[Data excerpts]

********

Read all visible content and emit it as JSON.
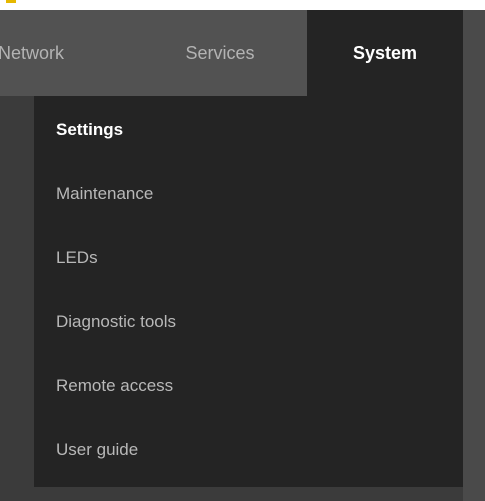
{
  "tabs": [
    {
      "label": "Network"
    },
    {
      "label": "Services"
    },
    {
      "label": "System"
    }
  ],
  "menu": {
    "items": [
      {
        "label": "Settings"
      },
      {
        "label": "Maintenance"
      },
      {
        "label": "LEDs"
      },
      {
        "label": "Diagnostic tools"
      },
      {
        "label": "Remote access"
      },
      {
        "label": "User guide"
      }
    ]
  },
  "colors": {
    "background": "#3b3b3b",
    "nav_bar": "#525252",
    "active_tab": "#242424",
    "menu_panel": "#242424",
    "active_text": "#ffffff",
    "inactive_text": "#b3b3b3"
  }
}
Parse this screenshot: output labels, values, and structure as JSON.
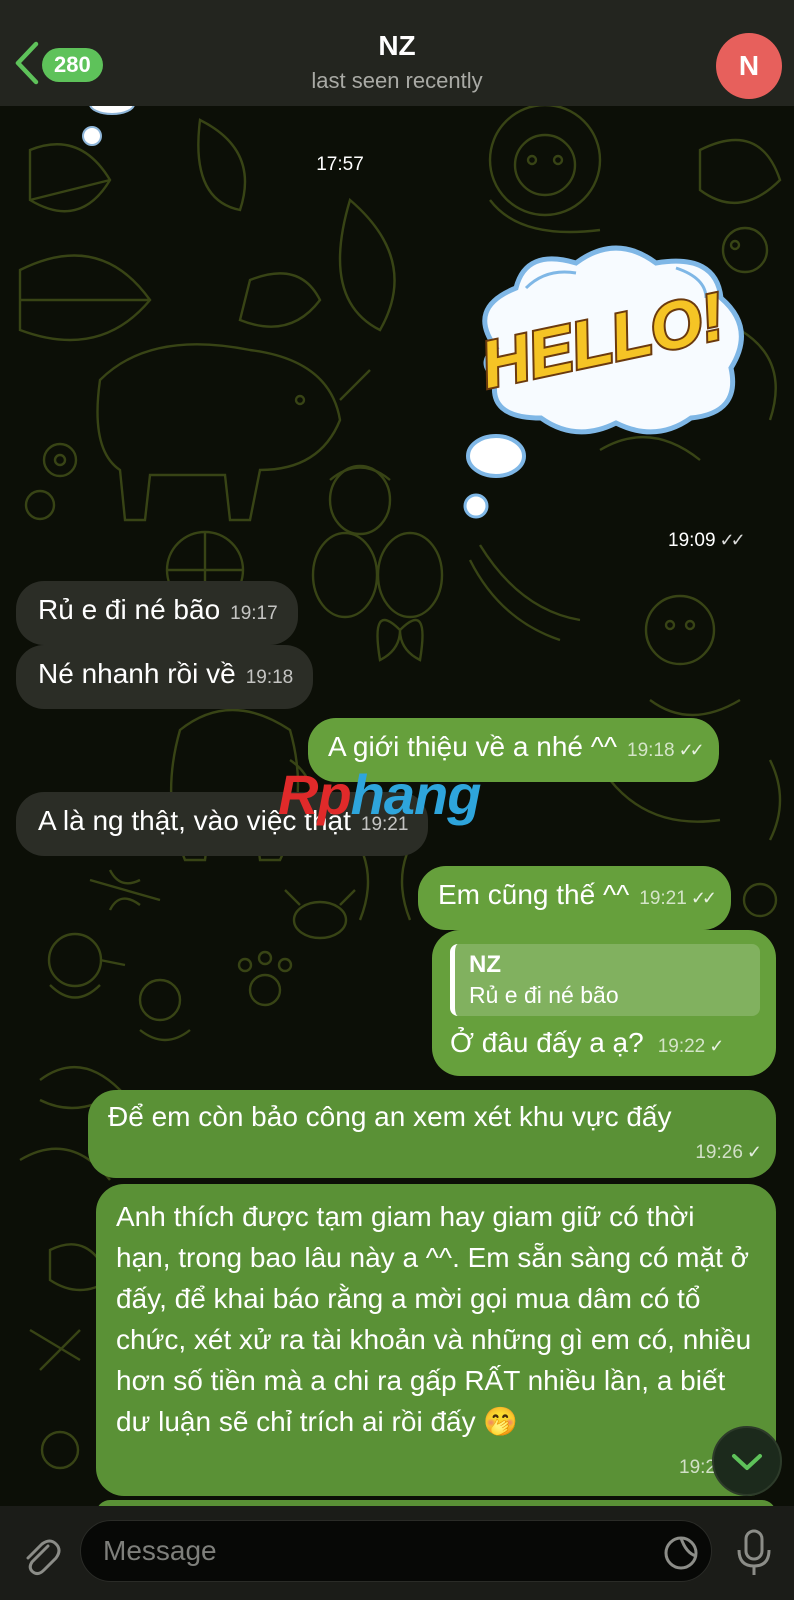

********

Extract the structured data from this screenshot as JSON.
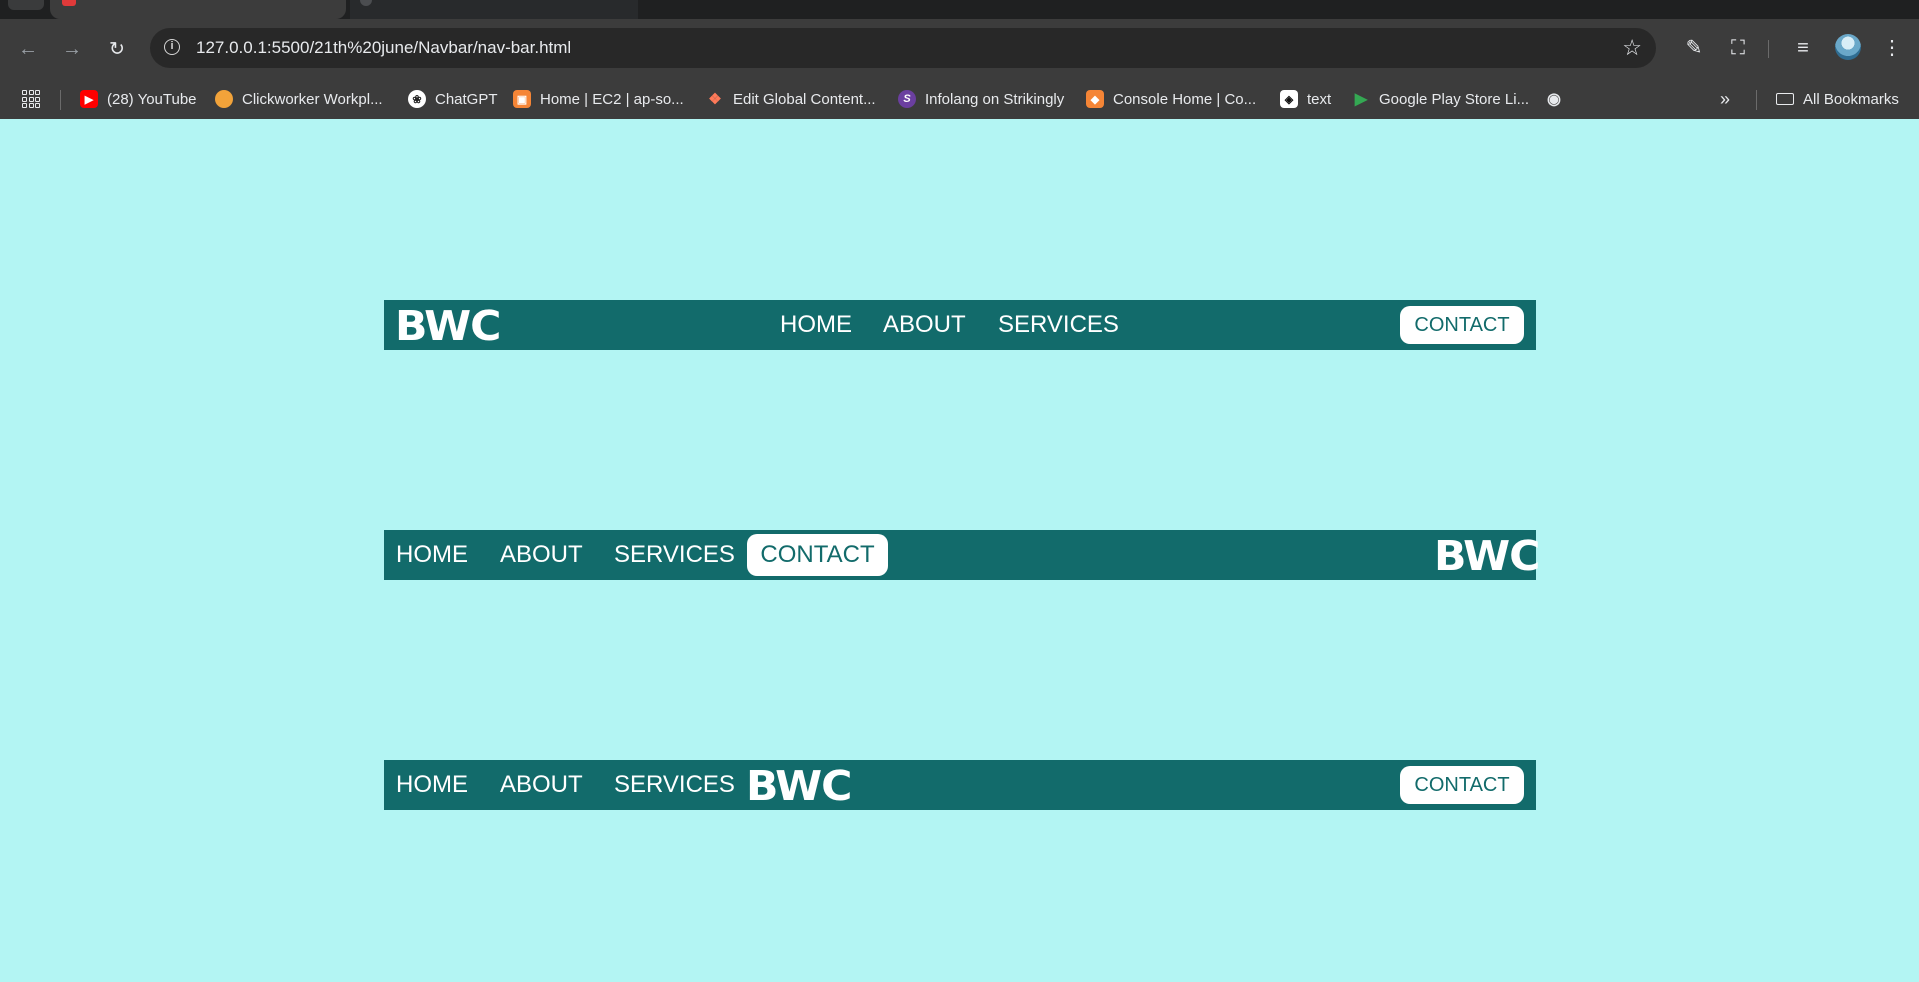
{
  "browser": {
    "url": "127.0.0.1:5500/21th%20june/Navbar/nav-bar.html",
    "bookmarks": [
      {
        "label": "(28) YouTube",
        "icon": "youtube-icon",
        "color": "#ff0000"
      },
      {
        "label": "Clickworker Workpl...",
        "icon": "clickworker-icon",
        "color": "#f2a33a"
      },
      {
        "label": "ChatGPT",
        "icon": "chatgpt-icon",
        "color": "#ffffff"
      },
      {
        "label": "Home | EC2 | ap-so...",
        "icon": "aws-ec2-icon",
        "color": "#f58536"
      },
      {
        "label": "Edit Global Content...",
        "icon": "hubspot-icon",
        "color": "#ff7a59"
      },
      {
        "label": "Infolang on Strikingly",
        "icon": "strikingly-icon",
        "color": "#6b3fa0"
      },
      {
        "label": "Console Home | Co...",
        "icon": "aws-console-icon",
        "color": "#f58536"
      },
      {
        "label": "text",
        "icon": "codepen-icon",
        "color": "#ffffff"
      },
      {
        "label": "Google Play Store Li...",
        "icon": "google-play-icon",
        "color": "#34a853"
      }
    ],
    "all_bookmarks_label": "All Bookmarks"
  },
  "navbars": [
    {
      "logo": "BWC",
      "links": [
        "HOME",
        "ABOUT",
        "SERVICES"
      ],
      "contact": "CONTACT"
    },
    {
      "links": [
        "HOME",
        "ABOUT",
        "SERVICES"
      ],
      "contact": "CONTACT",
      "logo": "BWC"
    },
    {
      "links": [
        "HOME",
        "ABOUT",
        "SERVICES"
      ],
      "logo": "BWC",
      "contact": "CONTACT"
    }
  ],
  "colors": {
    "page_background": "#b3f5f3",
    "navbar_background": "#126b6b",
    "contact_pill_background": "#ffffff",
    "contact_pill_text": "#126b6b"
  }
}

********

> WORK TO DO:
Your task is to retype exactly the lines from the one containing "Read all visible content and emit it as JSON." through the one containing "Parse this screenshot: output", leaving every picture out.

> TASK RESULT:
Read all visible content and emit it as JSON.
{
  "tabs": [
    {
      "label": "Network"
    },
    {
      "label": "Services"
    },
    {
      "label": "System"
    }
  ],
  "menu": {
    "items": [
      {
        "label": "Settings"
      },
      {
        "label": "Maintenance"
      },
      {
        "label": "LEDs"
      },
      {
        "label": "Diagnostic tools"
      },
      {
        "label": "Remote access"
      },
      {
        "label": "User guide"
      }
    ]
  },
  "colors": {
    "background": "#3b3b3b",
    "nav_bar": "#525252",
    "active_tab": "#242424",
    "menu_panel": "#242424",
    "active_text": "#ffffff",
    "inactive_text": "#b3b3b3"
  }
}
Parse this screenshot: output labels, values, and structure as JSON.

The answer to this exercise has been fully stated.